Tally the lines in the listing below that contain "this" and report the tally alone.

## BEGIN EXTRACTED INFORMATION

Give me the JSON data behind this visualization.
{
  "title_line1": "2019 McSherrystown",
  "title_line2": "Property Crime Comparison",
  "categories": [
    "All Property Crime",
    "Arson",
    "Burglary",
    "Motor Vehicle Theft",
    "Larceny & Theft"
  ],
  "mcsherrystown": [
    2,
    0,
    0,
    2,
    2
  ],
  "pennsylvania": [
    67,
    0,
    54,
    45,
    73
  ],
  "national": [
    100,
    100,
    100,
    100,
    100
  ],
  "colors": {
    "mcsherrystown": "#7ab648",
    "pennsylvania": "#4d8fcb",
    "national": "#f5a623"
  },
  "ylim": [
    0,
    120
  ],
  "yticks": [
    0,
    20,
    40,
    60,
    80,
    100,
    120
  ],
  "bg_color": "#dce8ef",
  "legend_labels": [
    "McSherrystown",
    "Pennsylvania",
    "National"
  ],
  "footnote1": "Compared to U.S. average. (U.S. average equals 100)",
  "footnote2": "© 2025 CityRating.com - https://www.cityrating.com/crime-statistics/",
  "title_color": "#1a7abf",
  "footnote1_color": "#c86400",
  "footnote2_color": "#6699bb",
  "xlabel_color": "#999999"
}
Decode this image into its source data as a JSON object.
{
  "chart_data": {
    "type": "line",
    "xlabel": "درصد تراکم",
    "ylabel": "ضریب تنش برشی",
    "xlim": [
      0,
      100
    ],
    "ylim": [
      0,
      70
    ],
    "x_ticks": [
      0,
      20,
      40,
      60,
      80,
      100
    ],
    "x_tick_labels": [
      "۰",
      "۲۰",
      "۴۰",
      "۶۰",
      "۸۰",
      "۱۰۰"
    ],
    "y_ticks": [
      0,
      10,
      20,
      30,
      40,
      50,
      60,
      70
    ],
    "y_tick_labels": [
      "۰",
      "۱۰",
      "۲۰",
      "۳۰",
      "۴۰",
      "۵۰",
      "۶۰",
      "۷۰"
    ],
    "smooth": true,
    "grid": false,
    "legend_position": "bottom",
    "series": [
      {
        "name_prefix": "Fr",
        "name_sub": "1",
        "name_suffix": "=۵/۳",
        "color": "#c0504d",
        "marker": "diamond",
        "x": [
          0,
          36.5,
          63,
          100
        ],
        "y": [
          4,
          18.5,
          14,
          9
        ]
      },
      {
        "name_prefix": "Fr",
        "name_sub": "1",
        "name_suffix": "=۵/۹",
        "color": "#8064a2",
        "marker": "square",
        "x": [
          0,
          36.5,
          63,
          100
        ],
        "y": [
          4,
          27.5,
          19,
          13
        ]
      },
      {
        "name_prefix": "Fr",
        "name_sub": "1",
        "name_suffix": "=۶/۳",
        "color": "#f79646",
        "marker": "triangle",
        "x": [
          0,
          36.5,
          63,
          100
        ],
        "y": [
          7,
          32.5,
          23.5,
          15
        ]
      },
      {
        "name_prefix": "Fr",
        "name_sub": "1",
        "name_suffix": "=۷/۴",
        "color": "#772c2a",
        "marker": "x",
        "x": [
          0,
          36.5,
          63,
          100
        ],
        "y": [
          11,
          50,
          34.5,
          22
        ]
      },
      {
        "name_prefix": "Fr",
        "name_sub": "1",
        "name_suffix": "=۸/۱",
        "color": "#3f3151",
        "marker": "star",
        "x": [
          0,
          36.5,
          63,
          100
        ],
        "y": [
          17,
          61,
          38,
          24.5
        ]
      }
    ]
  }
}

## END EXTRACTED INFORMATION

**CORRECT OUTPUT:** 2